▶ _Input records_:
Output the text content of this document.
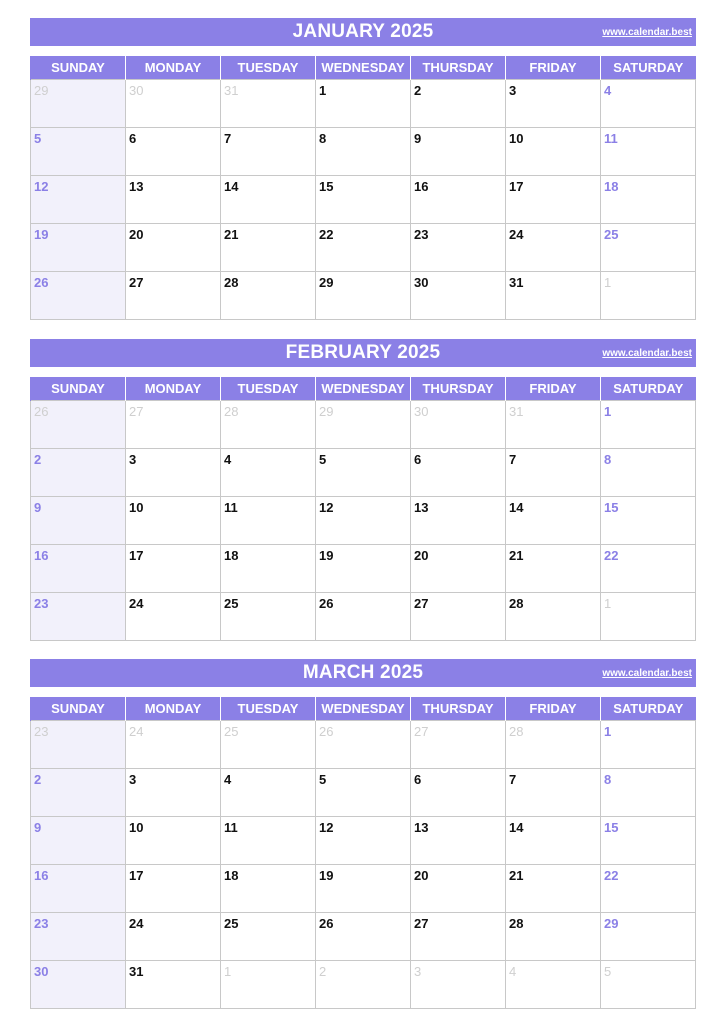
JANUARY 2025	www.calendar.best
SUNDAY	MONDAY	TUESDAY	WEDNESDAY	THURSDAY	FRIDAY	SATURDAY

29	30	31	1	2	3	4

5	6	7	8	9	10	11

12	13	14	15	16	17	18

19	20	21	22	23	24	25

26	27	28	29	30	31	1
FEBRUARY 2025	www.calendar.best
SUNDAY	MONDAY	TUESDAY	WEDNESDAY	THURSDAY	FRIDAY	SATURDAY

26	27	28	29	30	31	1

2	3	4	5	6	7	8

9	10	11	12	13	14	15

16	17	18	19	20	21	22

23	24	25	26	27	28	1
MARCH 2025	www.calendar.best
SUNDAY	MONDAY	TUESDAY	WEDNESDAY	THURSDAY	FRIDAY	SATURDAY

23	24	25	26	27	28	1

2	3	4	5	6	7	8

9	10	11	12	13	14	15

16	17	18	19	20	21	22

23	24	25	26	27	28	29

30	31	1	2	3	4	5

▶ _Requirement_: Select all lines with the word "best" from the entries above.

▶ _Correct output_:
JANUARY 2025	www.calendar.best
FEBRUARY 2025	www.calendar.best
MARCH 2025	www.calendar.best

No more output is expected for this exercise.